(Collection entries)

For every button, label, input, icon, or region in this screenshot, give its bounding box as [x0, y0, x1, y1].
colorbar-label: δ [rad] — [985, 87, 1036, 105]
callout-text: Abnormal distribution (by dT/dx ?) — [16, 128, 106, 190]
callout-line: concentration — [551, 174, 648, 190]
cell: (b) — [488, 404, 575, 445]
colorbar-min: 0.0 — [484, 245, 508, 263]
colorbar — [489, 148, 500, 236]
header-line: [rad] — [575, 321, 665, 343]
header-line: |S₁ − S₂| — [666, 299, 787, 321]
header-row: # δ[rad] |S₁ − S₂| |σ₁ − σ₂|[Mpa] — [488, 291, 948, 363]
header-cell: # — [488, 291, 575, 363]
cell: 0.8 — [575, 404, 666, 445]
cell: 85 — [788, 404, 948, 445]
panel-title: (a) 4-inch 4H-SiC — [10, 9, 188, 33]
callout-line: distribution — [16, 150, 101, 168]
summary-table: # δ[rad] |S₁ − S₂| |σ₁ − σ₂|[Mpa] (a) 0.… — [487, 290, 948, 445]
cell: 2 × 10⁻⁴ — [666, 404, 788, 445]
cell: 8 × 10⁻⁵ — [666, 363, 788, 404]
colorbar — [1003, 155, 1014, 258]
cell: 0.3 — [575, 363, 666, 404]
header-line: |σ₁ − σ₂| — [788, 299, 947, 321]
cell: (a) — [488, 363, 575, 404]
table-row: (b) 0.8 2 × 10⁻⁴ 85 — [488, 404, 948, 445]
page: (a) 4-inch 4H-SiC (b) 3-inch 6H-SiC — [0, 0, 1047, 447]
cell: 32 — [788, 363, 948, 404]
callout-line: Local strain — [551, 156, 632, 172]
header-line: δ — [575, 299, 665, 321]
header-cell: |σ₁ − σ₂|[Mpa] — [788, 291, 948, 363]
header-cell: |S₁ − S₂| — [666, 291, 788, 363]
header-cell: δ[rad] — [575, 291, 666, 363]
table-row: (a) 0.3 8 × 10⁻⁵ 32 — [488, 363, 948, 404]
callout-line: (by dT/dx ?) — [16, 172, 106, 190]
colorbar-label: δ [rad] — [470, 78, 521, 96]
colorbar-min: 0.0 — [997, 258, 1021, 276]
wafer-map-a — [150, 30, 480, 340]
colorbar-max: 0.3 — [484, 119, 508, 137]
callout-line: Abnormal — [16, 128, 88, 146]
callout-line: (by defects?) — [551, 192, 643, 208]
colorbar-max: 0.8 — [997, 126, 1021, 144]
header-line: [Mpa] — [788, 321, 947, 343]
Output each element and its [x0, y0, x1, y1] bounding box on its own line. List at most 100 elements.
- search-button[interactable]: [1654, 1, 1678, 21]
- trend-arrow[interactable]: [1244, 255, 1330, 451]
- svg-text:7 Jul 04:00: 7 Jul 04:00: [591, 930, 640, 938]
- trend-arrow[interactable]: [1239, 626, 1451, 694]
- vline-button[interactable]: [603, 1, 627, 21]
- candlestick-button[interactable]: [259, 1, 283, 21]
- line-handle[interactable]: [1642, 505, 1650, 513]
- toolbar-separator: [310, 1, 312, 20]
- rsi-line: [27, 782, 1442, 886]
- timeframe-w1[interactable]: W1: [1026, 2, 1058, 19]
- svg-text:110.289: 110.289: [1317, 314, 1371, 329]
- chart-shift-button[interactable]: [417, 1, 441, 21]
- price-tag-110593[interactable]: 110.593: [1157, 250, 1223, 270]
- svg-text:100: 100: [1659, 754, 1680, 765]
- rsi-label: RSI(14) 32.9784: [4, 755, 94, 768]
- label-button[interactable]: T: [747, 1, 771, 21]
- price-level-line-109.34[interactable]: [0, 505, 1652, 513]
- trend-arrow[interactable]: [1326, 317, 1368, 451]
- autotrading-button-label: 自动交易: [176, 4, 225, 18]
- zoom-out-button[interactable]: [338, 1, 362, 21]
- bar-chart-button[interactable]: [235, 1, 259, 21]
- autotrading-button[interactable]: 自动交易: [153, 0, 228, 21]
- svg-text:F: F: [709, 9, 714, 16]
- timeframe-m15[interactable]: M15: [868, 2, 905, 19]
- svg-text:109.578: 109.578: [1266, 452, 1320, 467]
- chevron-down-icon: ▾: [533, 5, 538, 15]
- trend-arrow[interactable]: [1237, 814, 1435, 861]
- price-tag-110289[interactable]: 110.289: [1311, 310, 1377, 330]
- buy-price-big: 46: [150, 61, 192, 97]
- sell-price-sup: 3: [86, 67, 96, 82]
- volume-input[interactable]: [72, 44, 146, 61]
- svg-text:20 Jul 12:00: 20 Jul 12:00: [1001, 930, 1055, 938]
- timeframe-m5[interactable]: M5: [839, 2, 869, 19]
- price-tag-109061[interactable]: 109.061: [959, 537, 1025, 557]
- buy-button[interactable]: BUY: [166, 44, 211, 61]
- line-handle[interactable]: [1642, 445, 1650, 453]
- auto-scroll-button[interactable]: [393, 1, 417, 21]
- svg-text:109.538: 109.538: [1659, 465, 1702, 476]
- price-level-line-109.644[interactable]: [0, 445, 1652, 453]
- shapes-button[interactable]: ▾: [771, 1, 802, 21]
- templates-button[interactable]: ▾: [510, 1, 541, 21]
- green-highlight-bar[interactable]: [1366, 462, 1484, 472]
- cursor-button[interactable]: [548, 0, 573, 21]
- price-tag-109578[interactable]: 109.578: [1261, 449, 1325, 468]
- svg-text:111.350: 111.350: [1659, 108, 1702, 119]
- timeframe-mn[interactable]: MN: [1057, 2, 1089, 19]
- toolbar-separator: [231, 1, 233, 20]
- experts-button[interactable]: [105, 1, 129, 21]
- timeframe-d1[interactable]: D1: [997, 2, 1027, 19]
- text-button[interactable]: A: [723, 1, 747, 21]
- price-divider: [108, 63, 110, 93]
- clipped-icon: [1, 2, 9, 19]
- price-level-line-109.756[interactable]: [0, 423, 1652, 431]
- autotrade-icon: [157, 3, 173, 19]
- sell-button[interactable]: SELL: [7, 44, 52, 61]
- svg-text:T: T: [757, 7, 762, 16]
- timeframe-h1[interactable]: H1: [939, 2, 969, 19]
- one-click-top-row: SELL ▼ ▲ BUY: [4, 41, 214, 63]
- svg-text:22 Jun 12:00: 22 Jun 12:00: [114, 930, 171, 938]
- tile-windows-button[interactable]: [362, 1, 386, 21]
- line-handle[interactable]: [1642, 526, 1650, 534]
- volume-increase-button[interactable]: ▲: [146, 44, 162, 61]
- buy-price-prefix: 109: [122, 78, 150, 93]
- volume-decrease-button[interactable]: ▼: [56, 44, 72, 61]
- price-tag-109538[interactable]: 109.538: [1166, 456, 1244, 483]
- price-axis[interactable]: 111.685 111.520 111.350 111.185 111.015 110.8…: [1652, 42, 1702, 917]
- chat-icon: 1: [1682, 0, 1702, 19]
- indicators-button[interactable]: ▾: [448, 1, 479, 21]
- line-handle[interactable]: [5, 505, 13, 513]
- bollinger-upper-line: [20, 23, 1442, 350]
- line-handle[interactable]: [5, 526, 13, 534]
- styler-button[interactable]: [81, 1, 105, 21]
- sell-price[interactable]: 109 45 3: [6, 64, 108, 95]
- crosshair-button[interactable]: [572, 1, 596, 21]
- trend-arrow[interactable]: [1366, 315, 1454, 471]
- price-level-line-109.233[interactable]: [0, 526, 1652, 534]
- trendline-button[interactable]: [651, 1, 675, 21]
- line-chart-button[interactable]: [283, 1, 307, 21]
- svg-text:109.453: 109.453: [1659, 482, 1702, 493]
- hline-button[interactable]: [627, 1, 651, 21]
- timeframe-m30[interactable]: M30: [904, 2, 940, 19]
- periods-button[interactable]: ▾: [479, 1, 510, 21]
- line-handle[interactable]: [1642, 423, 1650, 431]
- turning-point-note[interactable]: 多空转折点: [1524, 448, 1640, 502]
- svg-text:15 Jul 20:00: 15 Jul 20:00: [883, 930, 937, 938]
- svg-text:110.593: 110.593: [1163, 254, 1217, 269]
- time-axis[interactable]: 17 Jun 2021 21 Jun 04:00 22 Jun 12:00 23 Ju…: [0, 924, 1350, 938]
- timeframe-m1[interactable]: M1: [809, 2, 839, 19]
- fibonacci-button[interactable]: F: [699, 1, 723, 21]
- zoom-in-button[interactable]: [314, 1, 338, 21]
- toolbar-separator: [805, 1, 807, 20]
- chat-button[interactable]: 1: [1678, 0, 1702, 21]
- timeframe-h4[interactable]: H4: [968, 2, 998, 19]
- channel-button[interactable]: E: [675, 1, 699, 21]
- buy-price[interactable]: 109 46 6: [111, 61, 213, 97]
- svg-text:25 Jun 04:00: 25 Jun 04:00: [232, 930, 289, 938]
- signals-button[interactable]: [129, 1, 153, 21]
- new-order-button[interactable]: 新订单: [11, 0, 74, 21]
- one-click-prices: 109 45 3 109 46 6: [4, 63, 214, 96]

• [Your objective]:
Can you copy the material word for word, from its first line up to and including the line with "cell: 85 — [788, 404, 948, 445]"?

• [Full output]:
For every button, label, input, icon, or region in this screenshot, give its bounding box as [x0, y0, x1, y1].
colorbar-label: δ [rad] — [985, 87, 1036, 105]
callout-text: Abnormal distribution (by dT/dx ?) — [16, 128, 106, 190]
callout-line: concentration — [551, 174, 648, 190]
cell: (b) — [488, 404, 575, 445]
colorbar-min: 0.0 — [484, 245, 508, 263]
colorbar — [489, 148, 500, 236]
header-line: [rad] — [575, 321, 665, 343]
header-line: |S₁ − S₂| — [666, 299, 787, 321]
header-row: # δ[rad] |S₁ − S₂| |σ₁ − σ₂|[Mpa] — [488, 291, 948, 363]
header-cell: # — [488, 291, 575, 363]
cell: 0.8 — [575, 404, 666, 445]
cell: 85 — [788, 404, 948, 445]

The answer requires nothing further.